= WHAT YOU WILL DO =
Reproduce the data that follows in its entirety, character for character.

··· GIVEN DATA

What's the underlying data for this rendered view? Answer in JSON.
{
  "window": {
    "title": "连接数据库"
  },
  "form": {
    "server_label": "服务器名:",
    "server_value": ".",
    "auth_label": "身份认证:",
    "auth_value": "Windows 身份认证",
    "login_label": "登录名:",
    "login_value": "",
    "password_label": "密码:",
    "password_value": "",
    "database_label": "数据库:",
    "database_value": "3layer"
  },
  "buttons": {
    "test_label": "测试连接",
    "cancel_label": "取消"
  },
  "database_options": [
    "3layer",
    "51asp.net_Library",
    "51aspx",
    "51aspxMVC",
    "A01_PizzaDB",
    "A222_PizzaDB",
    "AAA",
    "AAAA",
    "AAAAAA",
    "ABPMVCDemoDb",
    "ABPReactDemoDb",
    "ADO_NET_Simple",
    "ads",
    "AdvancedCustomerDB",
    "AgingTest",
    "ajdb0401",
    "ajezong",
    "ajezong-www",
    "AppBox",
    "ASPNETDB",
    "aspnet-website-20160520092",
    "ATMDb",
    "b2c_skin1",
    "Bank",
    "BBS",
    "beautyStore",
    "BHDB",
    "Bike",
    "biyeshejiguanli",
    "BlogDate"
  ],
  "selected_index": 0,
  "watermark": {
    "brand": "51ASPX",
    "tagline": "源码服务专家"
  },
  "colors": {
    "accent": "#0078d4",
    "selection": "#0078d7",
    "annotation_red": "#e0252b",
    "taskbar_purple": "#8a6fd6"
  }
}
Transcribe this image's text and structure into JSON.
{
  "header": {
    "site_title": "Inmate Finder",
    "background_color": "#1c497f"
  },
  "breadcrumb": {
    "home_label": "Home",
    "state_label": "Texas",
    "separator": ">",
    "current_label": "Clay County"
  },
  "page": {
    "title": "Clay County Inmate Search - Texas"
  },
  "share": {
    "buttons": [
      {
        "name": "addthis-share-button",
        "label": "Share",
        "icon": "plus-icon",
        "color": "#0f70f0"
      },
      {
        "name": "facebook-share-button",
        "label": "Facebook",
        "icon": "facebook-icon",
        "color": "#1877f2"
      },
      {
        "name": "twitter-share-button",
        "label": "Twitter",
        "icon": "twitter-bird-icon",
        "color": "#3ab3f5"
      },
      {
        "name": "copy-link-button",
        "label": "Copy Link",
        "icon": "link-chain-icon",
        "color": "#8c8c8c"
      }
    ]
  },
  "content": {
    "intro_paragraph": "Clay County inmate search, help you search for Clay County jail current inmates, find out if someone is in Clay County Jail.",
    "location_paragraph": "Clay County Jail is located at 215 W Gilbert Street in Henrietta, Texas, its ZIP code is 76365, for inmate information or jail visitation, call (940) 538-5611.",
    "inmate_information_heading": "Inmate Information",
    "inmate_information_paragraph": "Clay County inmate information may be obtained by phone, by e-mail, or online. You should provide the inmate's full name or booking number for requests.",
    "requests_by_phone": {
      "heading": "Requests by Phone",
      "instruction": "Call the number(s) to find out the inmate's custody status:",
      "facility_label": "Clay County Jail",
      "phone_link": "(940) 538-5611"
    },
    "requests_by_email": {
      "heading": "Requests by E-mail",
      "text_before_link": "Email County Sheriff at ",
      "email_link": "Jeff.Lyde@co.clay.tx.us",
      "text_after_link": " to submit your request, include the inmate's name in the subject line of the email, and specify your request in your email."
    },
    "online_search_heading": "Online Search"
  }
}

······

= COMPLETED TASK =
What's the underlying data for this rendered view? Answer in JSON.
{
  "window": {
    "title": "连接数据库"
  },
  "form": {
    "server_label": "服务器名:",
    "server_value": ".",
    "auth_label": "身份认证:",
    "auth_value": "Windows 身份认证",
    "login_label": "登录名:",
    "login_value": "",
    "password_label": "密码:",
    "password_value": "",
    "database_label": "数据库:",
    "database_value": "3layer"
  },
  "buttons": {
    "test_label": "测试连接",
    "cancel_label": "取消"
  },
  "database_options": [
    "3layer",
    "51asp.net_Library",
    "51aspx",
    "51aspxMVC",
    "A01_PizzaDB",
    "A222_PizzaDB",
    "AAA",
    "AAAA",
    "AAAAAA",
    "ABPMVCDemoDb",
    "ABPReactDemoDb",
    "ADO_NET_Simple",
    "ads",
    "AdvancedCustomerDB",
    "AgingTest",
    "ajdb0401",
    "ajezong",
    "ajezong-www",
    "AppBox",
    "ASPNETDB",
    "aspnet-website-20160520092",
    "ATMDb",
    "b2c_skin1",
    "Bank",
    "BBS",
    "beautyStore",
    "BHDB",
    "Bike",
    "biyeshejiguanli",
    "BlogDate"
  ],
  "selected_index": 0,
  "watermark": {
    "brand": "51ASPX",
    "tagline": "源码服务专家"
  },
  "colors": {
    "accent": "#0078d4",
    "selection": "#0078d7",
    "annotation_red": "#e0252b",
    "taskbar_purple": "#8a6fd6"
  }
}
Transcribe this image's text and structure into JSON.
{
  "header": {
    "site_title": "Inmate Finder",
    "background_color": "#1c497f"
  },
  "breadcrumb": {
    "home_label": "Home",
    "state_label": "Texas",
    "separator": ">",
    "current_label": "Clay County"
  },
  "page": {
    "title": "Clay County Inmate Search - Texas"
  },
  "share": {
    "buttons": [
      {
        "name": "addthis-share-button",
        "label": "Share",
        "icon": "plus-icon",
        "color": "#0f70f0"
      },
      {
        "name": "facebook-share-button",
        "label": "Facebook",
        "icon": "facebook-icon",
        "color": "#1877f2"
      },
      {
        "name": "twitter-share-button",
        "label": "Twitter",
        "icon": "twitter-bird-icon",
        "color": "#3ab3f5"
      },
      {
        "name": "copy-link-button",
        "label": "Copy Link",
        "icon": "link-chain-icon",
        "color": "#8c8c8c"
      }
    ]
  },
  "content": {
    "intro_paragraph": "Clay County inmate search, help you search for Clay County jail current inmates, find out if someone is in Clay County Jail.",
    "location_paragraph": "Clay County Jail is located at 215 W Gilbert Street in Henrietta, Texas, its ZIP code is 76365, for inmate information or jail visitation, call (940) 538-5611.",
    "inmate_information_heading": "Inmate Information",
    "inmate_information_paragraph": "Clay County inmate information may be obtained by phone, by e-mail, or online. You should provide the inmate's full name or booking number for requests.",
    "requests_by_phone": {
      "heading": "Requests by Phone",
      "instruction": "Call the number(s) to find out the inmate's custody status:",
      "facility_label": "Clay County Jail",
      "phone_link": "(940) 538-5611"
    },
    "requests_by_email": {
      "heading": "Requests by E-mail",
      "text_before_link": "Email County Sheriff at ",
      "email_link": "Jeff.Lyde@co.clay.tx.us",
      "text_after_link": " to submit your request, include the inmate's name in the subject line of the email, and specify your request in your email."
    },
    "online_search_heading": "Online Search"
  }
}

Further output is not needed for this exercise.